> _Request_:
Check each line of the listing for the word "name" and give only the number of lines that have it.

> _Supplied material_:
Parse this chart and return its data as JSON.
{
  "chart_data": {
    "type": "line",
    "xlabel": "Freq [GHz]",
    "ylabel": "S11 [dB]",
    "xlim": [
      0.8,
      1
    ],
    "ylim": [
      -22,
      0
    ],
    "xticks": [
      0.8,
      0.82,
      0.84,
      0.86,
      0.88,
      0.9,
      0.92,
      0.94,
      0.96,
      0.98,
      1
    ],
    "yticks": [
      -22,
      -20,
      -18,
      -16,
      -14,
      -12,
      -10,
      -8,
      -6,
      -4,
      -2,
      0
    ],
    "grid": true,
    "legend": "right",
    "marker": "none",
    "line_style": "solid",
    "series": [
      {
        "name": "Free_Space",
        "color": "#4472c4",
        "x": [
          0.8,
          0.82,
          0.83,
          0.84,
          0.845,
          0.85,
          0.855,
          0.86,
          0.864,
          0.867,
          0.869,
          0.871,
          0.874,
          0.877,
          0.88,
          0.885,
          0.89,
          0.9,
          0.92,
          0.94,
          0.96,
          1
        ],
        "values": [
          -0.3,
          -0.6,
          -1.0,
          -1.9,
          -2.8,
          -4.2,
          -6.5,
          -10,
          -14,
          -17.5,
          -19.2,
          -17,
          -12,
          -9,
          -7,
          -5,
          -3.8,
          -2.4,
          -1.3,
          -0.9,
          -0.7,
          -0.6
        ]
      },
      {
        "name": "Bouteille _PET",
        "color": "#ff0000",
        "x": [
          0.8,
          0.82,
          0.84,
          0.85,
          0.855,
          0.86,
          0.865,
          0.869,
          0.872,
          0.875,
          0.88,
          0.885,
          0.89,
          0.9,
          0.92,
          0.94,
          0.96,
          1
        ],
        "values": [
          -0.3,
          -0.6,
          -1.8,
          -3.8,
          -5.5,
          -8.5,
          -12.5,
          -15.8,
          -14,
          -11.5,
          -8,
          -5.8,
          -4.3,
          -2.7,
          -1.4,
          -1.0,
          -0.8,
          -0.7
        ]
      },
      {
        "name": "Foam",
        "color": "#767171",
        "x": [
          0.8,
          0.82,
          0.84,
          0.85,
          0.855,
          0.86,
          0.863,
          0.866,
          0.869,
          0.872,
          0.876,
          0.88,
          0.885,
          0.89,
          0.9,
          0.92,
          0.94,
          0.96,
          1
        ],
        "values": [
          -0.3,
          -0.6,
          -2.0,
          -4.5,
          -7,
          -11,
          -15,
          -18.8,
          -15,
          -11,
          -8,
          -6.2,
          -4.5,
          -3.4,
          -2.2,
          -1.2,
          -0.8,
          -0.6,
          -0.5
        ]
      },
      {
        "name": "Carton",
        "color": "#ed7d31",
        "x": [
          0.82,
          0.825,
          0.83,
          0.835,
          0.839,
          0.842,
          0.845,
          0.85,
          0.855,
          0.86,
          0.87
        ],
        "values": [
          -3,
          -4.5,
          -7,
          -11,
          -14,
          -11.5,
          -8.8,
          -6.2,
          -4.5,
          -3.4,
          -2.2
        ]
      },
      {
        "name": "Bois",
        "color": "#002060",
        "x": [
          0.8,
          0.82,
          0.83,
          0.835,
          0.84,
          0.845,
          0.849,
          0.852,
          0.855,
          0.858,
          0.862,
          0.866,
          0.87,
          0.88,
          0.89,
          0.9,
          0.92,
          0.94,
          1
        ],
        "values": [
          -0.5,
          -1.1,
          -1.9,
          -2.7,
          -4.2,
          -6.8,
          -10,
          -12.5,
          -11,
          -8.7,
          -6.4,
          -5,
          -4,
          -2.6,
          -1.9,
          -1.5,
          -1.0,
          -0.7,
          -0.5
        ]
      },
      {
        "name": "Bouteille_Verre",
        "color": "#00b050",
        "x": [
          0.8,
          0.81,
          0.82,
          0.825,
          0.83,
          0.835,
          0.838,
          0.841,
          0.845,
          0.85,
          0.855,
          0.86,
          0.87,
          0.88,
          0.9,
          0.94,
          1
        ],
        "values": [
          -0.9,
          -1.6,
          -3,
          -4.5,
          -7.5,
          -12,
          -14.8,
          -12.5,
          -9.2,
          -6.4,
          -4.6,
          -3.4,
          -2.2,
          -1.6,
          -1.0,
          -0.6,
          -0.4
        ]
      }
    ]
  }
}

> _Result_:
6